_WHAT TO WORK ON_
**a)** In the Santiago R-package readme, which R package is used to support analysis of Santiago outputs?
**b)** Using the Santiago R-package readme, explain why users are asked to download the newest version frequently.

_TEXT EXCERPT_
○ ○ ○ ○ ○ ○ ○
Welcome to the Santiago Data Analysis R-Package version 13.01.2021.
In this repository you will find a number of scripts that can be used in combination with the newest version of the SANitation sysTem Alternative GeneratOr (Santiago), a Julia package also available on github. The aim is to provide basic support for the analysis of Santiago outputs in R using ggplot2. We are continuousely updating this repository. Thus, please download the newest version frequently and contact us in case of any encountered problem.
This repository contains three R Scripts:
- Santiago-Data-Prep.R --> This script helps you to load the data outputs from Santiago and to convert it into a a dataframe for easy handling in R. You only need to do this once for new data or when the outputs from your Santiago run have been updated. After using this script. The dataframew are stored as RData and can be loaded directly.
○ ○ ○ ○ ○ ○ ○
_DATA SECTION_
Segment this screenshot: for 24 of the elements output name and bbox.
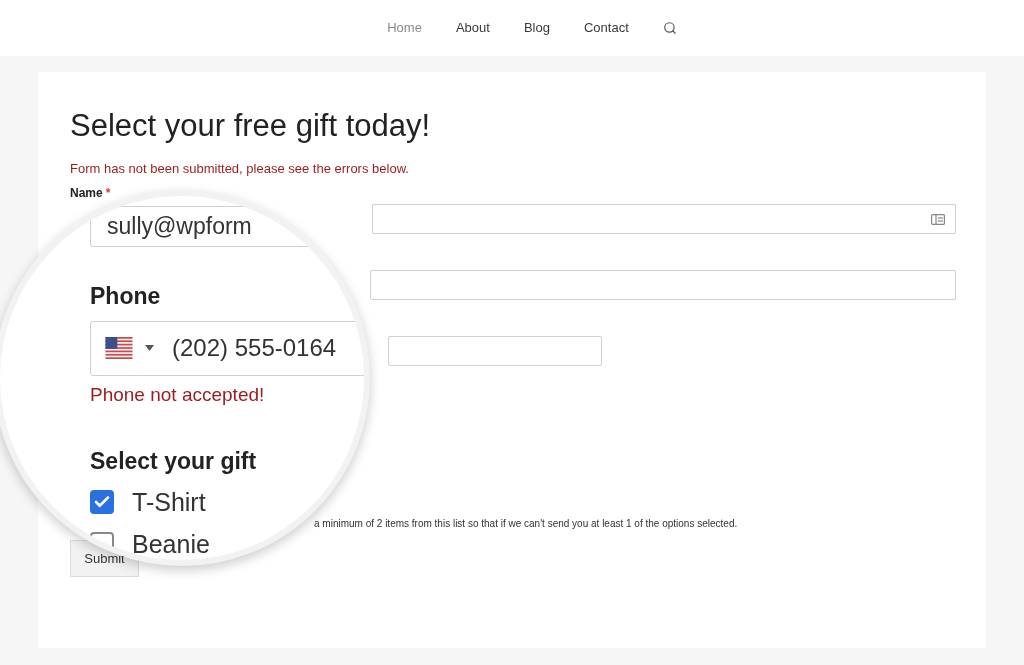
○ ○ ○ ○ ○ ○ ○
_RESPONSES_
**a)** ggplot2

**b)** The repository is continuously being updated, so users are asked to download the newest version often. They should also contact the developers if they run into any problem.